▶ **Instruction**: Copy out each line exactly; pictures stay out of the copy.
Extracted entries start
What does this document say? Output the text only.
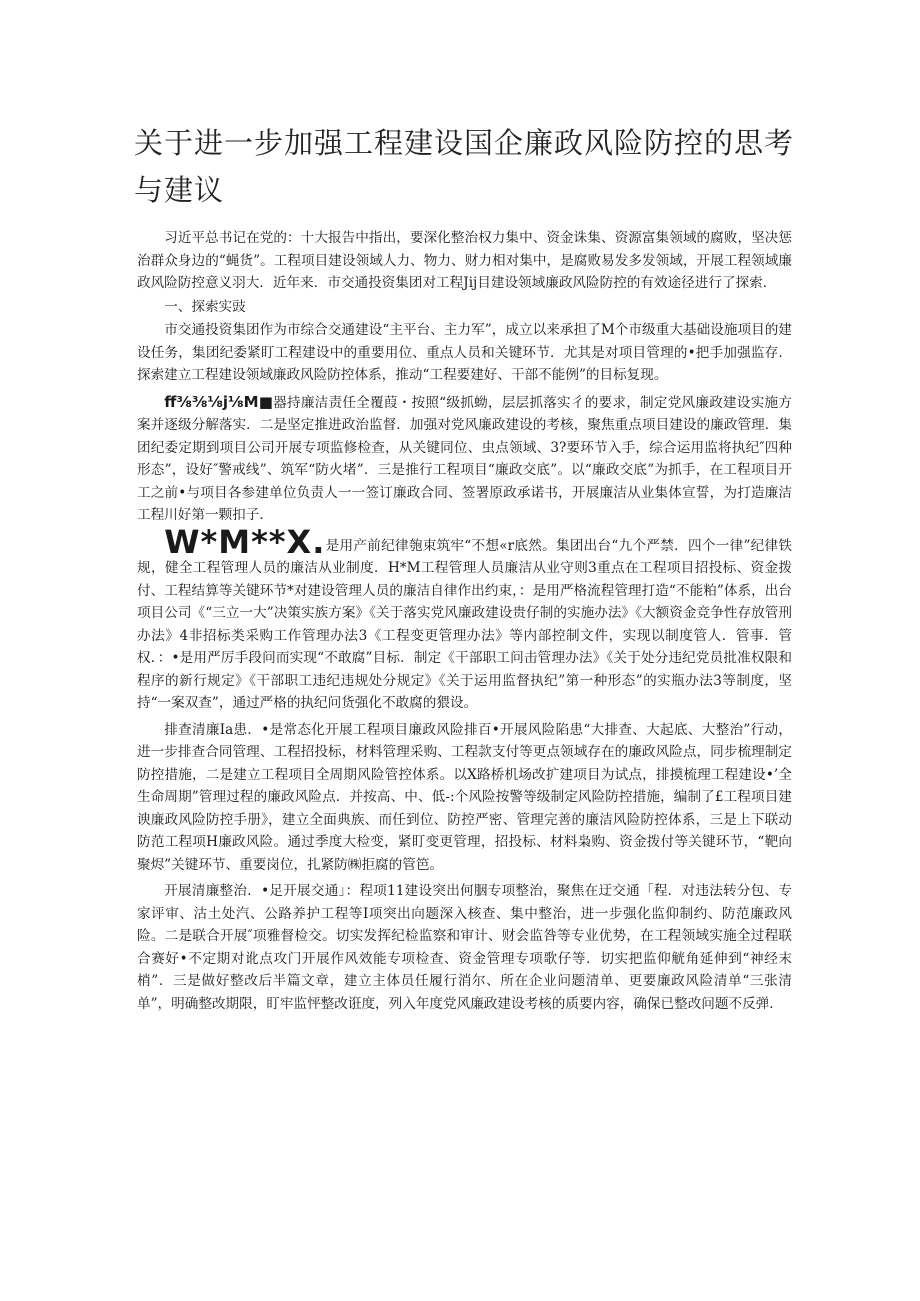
关于进一步加强工程建设国企廉政风险防控的思考与建议

习近平总书记在党的：十大报告中指出，要深化整治权力集中、资金诛集、资源富集领域的腐败，坚决惩治群众身边的“蝇货”。工程项目建设领域人力、物力、财力相对集中，是腐败易发多发领域，开展工程领域廉政风险防控意义羽大．近年来．市交通投资集团对工程Jij目建设领域廉政风险防控的有效途径进行了探索．

一、探索实豉

市交通投资集团作为市综合交通建设“主平台、主力军”，成立以来承担了M个市级重大基础设施项目的建设任务，集团纪委紧盯工程建设中的重要用位、重点人员和关键环节．尤其是对项目管理的•把手加强监存．探索建立工程建设领域廉政风险防控体系，推动“工程要建好、干部不能例”的目标复现。

ff⅜⅜⅛j⅛M■器持廉洁责任全覆葭・按照“级抓蚴，层层抓落实彳的要求，制定党风廉政建设实施方案并逐级分解落实．二是坚定推进政治监督．加强对党风廉政建设的考核，聚焦重点项目建设的廉政管理．集团纪委定期到项目公司开展专项监修检查，从关键同位、虫点领域、3?要环节入手，综合运用监将执纪″四种形态”，设好″警戒线”、筑军“防火堵”．三是推行工程项目“廉政交底”。以“廉政交底”为抓手，在工程项目开工之前•与项目各参建单位负责人一一签订廉政合同、签署原政承诺书，开展廉洁从业集体宣誓，为打造廉洁工程川好第一颗扣子．

W*M**X.是用产前纪律匏束筑牢“不想«r底然。集团出台“九个严禁．四个一律”纪律铁规，健全工程管理人员的廉洁从业制度．H*M工程管理人员廉洁从业守则3重点在工程项目招投标、资金拨付、工程结算等关键环节*对建设管理人员的廉洁自律作出约束，：是用严格流程管理打造“不能粕”体系，出台项目公司《“三立一大”决策实族方案》《关于落实党风廉政建设贵仔制的实施办法》《大额资金竞争性存放管刑办法》4非招标类采购工作管理办法3《工程变更管理办法》等内部控制文件，实现以制度管人．管事．管权．：•是用严厉手段问而实现“不敢腐”目标．制定《干部职工问击管理办法》《关于处分违纪党员批准权限和程序的新行规定》《干部职工违纪违规处分规定》《关于运用监督执纪”第一种形态”的实瓶办法3等制度，坚持“一案双查”，通过严格的执纪问货强化不敢腐的猥设。

排查清廉Ia患．•是常态化开展工程项目廉政风险排百•开展风险陷患“大排查、大起底、大整治”行动，进一步排查合同管理、工程招投标，材料管理采购、工程款支付等更点领域存在的廉政风险点，同步梳理制定防控措施，二是建立工程项目全周期风险管控体系。以X路桥机场改扩建项目为试点，排摸梳理工程建设•’全生命周期”管理过程的廉政风险点．并按高、中、低-:个风险按警等级制定风险防控措施，编制了£工程项目建谀廉政风险防控手册》，建立全面典族、而任到位、防控严密、管理完善的廉洁风险防控体系，三是上下联动防范工程项H廉政风险。通过季度大检变，紧盯变更管理，招投标、材料枭购、资金拨付等关键环节，“靶向聚烬”关键环节、重要岗位，扎紧防㈱拒腐的管笆。

开展清廉整治．•足开展交通」：程项11建设突出何胭专项整治，聚焦在迂交通「程．对违法转分包、专家评审、沽土处汽、公路养护工程等I项突出向题深入核查、集中整治，进一步强化监仰制约、防范廉政风险。二是联合开展″项雅督检交。切实发挥纪检监察和审计、财会监咎等专业优势，在工程领域实施全过程联合赛好•不定期对讹点攻门开展作风效能专项检查、资金管理专项歌仔等．切实把监仰觥角延伸到“神经末梢”．三是做好整改后半篇文章，建立主体员任履行消尔、所在企业问题清单、更要廉政风险清单“三张清单”，明确整改期限，盯牢监怦整改诳度，列入年度党风廉政建设考核的质要内容，确保已整改问题不反弹．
Extracted entries end
▶ **Result for this task**:
What does this document say? Output the text only.
关于进一步加强工程建设国企廉政风险防控的思考与建议

习近平总书记在党的：十大报告中指出，要深化整治权力集中、资金诛集、资源富集领域的腐败，坚决惩治群众身边的“蝇货”。工程项目建设领域人力、物力、财力相对集中，是腐败易发多发领域，开展工程领域廉政风险防控意义羽大．近年来．市交通投资集团对工程Jij目建设领域廉政风险防控的有效途径进行了探索．

一、探索实豉

市交通投资集团作为市综合交通建设“主平台、主力军”，成立以来承担了M个市级重大基础设施项目的建设任务，集团纪委紧盯工程建设中的重要用位、重点人员和关键环节．尤其是对项目管理的•把手加强监存．探索建立工程建设领域廉政风险防控体系，推动“工程要建好、干部不能例”的目标复现。

ff⅜⅜⅛j⅛M■器持廉洁责任全覆葭・按照“级抓蚴，层层抓落实彳的要求，制定党风廉政建设实施方案并逐级分解落实．二是坚定推进政治监督．加强对党风廉政建设的考核，聚焦重点项目建设的廉政管理．集团纪委定期到项目公司开展专项监修检查，从关键同位、虫点领域、3?要环节入手，综合运用监将执纪″四种形态”，设好″警戒线”、筑军“防火堵”．三是推行工程项目“廉政交底”。以“廉政交底”为抓手，在工程项目开工之前•与项目各参建单位负责人一一签订廉政合同、签署原政承诺书，开展廉洁从业集体宣誓，为打造廉洁工程川好第一颗扣子．

W*M**X.是用产前纪律匏束筑牢“不想«r底然。集团出台“九个严禁．四个一律”纪律铁规，健全工程管理人员的廉洁从业制度．H*M工程管理人员廉洁从业守则3重点在工程项目招投标、资金拨付、工程结算等关键环节*对建设管理人员的廉洁自律作出约束，：是用严格流程管理打造“不能粕”体系，出台项目公司《“三立一大”决策实族方案》《关于落实党风廉政建设贵仔制的实施办法》《大额资金竞争性存放管刑办法》4非招标类采购工作管理办法3《工程变更管理办法》等内部控制文件，实现以制度管人．管事．管权．：•是用严厉手段问而实现“不敢腐”目标．制定《干部职工问击管理办法》《关于处分违纪党员批准权限和程序的新行规定》《干部职工违纪违规处分规定》《关于运用监督执纪”第一种形态”的实瓶办法3等制度，坚持“一案双查”，通过严格的执纪问货强化不敢腐的猥设。

排查清廉Ia患．•是常态化开展工程项目廉政风险排百•开展风险陷患“大排查、大起底、大整治”行动，进一步排查合同管理、工程招投标，材料管理采购、工程款支付等更点领域存在的廉政风险点，同步梳理制定防控措施，二是建立工程项目全周期风险管控体系。以X路桥机场改扩建项目为试点，排摸梳理工程建设•’全生命周期”管理过程的廉政风险点．并按高、中、低-:个风险按警等级制定风险防控措施，编制了£工程项目建谀廉政风险防控手册》，建立全面典族、而任到位、防控严密、管理完善的廉洁风险防控体系，三是上下联动防范工程项H廉政风险。通过季度大检变，紧盯变更管理，招投标、材料枭购、资金拨付等关键环节，“靶向聚烬”关键环节、重要岗位，扎紧防㈱拒腐的管笆。

开展清廉整治．•足开展交通」：程项11建设突出何胭专项整治，聚焦在迂交通「程．对违法转分包、专家评审、沽土处汽、公路养护工程等I项突出向题深入核查、集中整治，进一步强化监仰制约、防范廉政风险。二是联合开展″项雅督检交。切实发挥纪检监察和审计、财会监咎等专业优势，在工程领域实施全过程联合赛好•不定期对讹点攻门开展作风效能专项检查、资金管理专项歌仔等．切实把监仰觥角延伸到“神经末梢”．三是做好整改后半篇文章，建立主体员任履行消尔、所在企业问题清单、更要廉政风险清单“三张清单”，明确整改期限，盯牢监怦整改诳度，列入年度党风廉政建设考核的质要内容，确保已整改问题不反弹．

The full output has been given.